■ Task requirements:
Print the entire listing. Each line must match the original exactly.

■ Data in this exercise:
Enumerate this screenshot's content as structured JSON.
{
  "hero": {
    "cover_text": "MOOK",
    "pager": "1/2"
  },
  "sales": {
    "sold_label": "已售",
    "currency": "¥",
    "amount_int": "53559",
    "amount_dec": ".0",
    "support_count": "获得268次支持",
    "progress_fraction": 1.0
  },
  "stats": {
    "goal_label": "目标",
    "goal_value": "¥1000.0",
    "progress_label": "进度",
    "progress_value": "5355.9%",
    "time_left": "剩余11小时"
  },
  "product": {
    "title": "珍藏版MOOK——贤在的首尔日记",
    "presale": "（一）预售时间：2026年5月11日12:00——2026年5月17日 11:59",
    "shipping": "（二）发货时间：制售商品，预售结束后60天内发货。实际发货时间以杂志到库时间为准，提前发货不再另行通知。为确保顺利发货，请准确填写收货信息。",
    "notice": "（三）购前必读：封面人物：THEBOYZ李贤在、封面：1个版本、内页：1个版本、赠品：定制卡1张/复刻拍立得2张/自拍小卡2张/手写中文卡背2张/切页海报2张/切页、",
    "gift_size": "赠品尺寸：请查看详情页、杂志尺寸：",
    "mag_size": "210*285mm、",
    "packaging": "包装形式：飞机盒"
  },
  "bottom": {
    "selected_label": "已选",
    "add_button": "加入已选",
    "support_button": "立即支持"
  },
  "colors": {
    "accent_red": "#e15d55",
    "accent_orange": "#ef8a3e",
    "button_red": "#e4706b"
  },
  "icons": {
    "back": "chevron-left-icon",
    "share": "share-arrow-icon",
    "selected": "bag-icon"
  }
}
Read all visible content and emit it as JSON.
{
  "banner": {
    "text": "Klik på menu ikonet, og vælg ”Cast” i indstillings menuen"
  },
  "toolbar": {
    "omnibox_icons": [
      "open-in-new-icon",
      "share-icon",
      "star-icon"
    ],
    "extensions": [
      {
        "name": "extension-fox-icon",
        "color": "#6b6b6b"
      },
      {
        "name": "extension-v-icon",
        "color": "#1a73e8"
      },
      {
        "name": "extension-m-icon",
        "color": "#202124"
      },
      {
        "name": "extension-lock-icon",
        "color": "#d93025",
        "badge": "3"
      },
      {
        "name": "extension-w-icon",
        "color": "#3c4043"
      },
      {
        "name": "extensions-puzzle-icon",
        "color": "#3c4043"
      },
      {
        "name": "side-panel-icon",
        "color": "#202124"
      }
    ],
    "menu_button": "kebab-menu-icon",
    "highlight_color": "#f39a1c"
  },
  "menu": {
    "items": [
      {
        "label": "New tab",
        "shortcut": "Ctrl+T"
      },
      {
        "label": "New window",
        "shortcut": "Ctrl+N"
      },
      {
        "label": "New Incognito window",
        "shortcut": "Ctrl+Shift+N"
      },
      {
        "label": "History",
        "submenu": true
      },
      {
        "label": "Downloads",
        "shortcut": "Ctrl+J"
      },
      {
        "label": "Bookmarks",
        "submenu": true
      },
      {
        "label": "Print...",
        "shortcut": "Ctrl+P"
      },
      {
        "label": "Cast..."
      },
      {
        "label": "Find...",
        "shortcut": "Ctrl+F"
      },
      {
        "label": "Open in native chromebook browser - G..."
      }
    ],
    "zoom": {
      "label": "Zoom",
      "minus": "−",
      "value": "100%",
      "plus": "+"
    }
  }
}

■ The output:
Enumerate this screenshot's content as structured JSON.
{
  "hero": {
    "cover_text": "MOOK",
    "pager": "1/2"
  },
  "sales": {
    "sold_label": "已售",
    "currency": "¥",
    "amount_int": "53559",
    "amount_dec": ".0",
    "support_count": "获得268次支持",
    "progress_fraction": 1.0
  },
  "stats": {
    "goal_label": "目标",
    "goal_value": "¥1000.0",
    "progress_label": "进度",
    "progress_value": "5355.9%",
    "time_left": "剩余11小时"
  },
  "product": {
    "title": "珍藏版MOOK——贤在的首尔日记",
    "presale": "（一）预售时间：2026年5月11日12:00——2026年5月17日 11:59",
    "shipping": "（二）发货时间：制售商品，预售结束后60天内发货。实际发货时间以杂志到库时间为准，提前发货不再另行通知。为确保顺利发货，请准确填写收货信息。",
    "notice": "（三）购前必读：封面人物：THEBOYZ李贤在、封面：1个版本、内页：1个版本、赠品：定制卡1张/复刻拍立得2张/自拍小卡2张/手写中文卡背2张/切页海报2张/切页、",
    "gift_size": "赠品尺寸：请查看详情页、杂志尺寸：",
    "mag_size": "210*285mm、",
    "packaging": "包装形式：飞机盒"
  },
  "bottom": {
    "selected_label": "已选",
    "add_button": "加入已选",
    "support_button": "立即支持"
  },
  "colors": {
    "accent_red": "#e15d55",
    "accent_orange": "#ef8a3e",
    "button_red": "#e4706b"
  },
  "icons": {
    "back": "chevron-left-icon",
    "share": "share-arrow-icon",
    "selected": "bag-icon"
  }
}
Read all visible content and emit it as JSON.
{
  "banner": {
    "text": "Klik på menu ikonet, og vælg ”Cast” i indstillings menuen"
  },
  "toolbar": {
    "omnibox_icons": [
      "open-in-new-icon",
      "share-icon",
      "star-icon"
    ],
    "extensions": [
      {
        "name": "extension-fox-icon",
        "color": "#6b6b6b"
      },
      {
        "name": "extension-v-icon",
        "color": "#1a73e8"
      },
      {
        "name": "extension-m-icon",
        "color": "#202124"
      },
      {
        "name": "extension-lock-icon",
        "color": "#d93025",
        "badge": "3"
      },
      {
        "name": "extension-w-icon",
        "color": "#3c4043"
      },
      {
        "name": "extensions-puzzle-icon",
        "color": "#3c4043"
      },
      {
        "name": "side-panel-icon",
        "color": "#202124"
      }
    ],
    "menu_button": "kebab-menu-icon",
    "highlight_color": "#f39a1c"
  },
  "menu": {
    "items": [
      {
        "label": "New tab",
        "shortcut": "Ctrl+T"
      },
      {
        "label": "New window",
        "shortcut": "Ctrl+N"
      },
      {
        "label": "New Incognito window",
        "shortcut": "Ctrl+Shift+N"
      },
      {
        "label": "History",
        "submenu": true
      },
      {
        "label": "Downloads",
        "shortcut": "Ctrl+J"
      },
      {
        "label": "Bookmarks",
        "submenu": true
      },
      {
        "label": "Print...",
        "shortcut": "Ctrl+P"
      },
      {
        "label": "Cast..."
      },
      {
        "label": "Find...",
        "shortcut": "Ctrl+F"
      },
      {
        "label": "Open in native chromebook browser - G..."
      }
    ],
    "zoom": {
      "label": "Zoom",
      "minus": "−",
      "value": "100%",
      "plus": "+"
    }
  }
}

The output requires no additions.